Prompt:
The data below is to be returned in full and exactly.

Information supplied:

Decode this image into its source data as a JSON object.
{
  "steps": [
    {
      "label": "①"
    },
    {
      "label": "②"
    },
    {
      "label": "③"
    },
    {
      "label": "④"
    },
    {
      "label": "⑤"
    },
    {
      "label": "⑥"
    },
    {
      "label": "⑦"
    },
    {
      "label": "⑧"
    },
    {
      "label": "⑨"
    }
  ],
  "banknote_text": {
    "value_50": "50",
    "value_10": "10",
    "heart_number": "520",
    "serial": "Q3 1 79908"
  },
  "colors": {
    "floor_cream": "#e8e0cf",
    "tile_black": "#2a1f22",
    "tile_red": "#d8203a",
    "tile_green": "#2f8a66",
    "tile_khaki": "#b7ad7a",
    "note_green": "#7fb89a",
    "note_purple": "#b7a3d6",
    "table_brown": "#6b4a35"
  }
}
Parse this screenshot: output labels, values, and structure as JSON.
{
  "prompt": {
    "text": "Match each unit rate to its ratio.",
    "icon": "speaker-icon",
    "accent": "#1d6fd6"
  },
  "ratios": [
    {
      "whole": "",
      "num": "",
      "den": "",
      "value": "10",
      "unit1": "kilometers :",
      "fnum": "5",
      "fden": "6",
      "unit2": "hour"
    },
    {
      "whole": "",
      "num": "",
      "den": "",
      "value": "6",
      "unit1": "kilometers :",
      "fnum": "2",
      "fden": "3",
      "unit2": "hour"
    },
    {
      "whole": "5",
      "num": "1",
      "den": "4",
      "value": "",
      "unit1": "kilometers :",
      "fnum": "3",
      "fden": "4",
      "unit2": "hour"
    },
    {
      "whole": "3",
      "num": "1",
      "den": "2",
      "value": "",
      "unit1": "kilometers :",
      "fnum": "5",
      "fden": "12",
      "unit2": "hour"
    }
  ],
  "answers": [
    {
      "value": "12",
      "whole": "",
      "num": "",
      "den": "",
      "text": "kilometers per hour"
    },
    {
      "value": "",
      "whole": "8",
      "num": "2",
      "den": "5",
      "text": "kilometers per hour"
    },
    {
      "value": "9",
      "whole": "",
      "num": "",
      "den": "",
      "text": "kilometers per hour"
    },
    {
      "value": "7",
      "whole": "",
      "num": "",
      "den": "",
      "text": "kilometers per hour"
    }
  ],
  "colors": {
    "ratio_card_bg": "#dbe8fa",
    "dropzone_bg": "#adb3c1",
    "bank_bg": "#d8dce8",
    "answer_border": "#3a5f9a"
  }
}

Answer to this problem:
Decode this image into its source data as a JSON object.
{
  "steps": [
    {
      "label": "①"
    },
    {
      "label": "②"
    },
    {
      "label": "③"
    },
    {
      "label": "④"
    },
    {
      "label": "⑤"
    },
    {
      "label": "⑥"
    },
    {
      "label": "⑦"
    },
    {
      "label": "⑧"
    },
    {
      "label": "⑨"
    }
  ],
  "banknote_text": {
    "value_50": "50",
    "value_10": "10",
    "heart_number": "520",
    "serial": "Q3 1 79908"
  },
  "colors": {
    "floor_cream": "#e8e0cf",
    "tile_black": "#2a1f22",
    "tile_red": "#d8203a",
    "tile_green": "#2f8a66",
    "tile_khaki": "#b7ad7a",
    "note_green": "#7fb89a",
    "note_purple": "#b7a3d6",
    "table_brown": "#6b4a35"
  }
}
Parse this screenshot: output labels, values, and structure as JSON.
{
  "prompt": {
    "text": "Match each unit rate to its ratio.",
    "icon": "speaker-icon",
    "accent": "#1d6fd6"
  },
  "ratios": [
    {
      "whole": "",
      "num": "",
      "den": "",
      "value": "10",
      "unit1": "kilometers :",
      "fnum": "5",
      "fden": "6",
      "unit2": "hour"
    },
    {
      "whole": "",
      "num": "",
      "den": "",
      "value": "6",
      "unit1": "kilometers :",
      "fnum": "2",
      "fden": "3",
      "unit2": "hour"
    },
    {
      "whole": "5",
      "num": "1",
      "den": "4",
      "value": "",
      "unit1": "kilometers :",
      "fnum": "3",
      "fden": "4",
      "unit2": "hour"
    },
    {
      "whole": "3",
      "num": "1",
      "den": "2",
      "value": "",
      "unit1": "kilometers :",
      "fnum": "5",
      "fden": "12",
      "unit2": "hour"
    }
  ],
  "answers": [
    {
      "value": "12",
      "whole": "",
      "num": "",
      "den": "",
      "text": "kilometers per hour"
    },
    {
      "value": "",
      "whole": "8",
      "num": "2",
      "den": "5",
      "text": "kilometers per hour"
    },
    {
      "value": "9",
      "whole": "",
      "num": "",
      "den": "",
      "text": "kilometers per hour"
    },
    {
      "value": "7",
      "whole": "",
      "num": "",
      "den": "",
      "text": "kilometers per hour"
    }
  ],
  "colors": {
    "ratio_card_bg": "#dbe8fa",
    "dropzone_bg": "#adb3c1",
    "bank_bg": "#d8dce8",
    "answer_border": "#3a5f9a"
  }
}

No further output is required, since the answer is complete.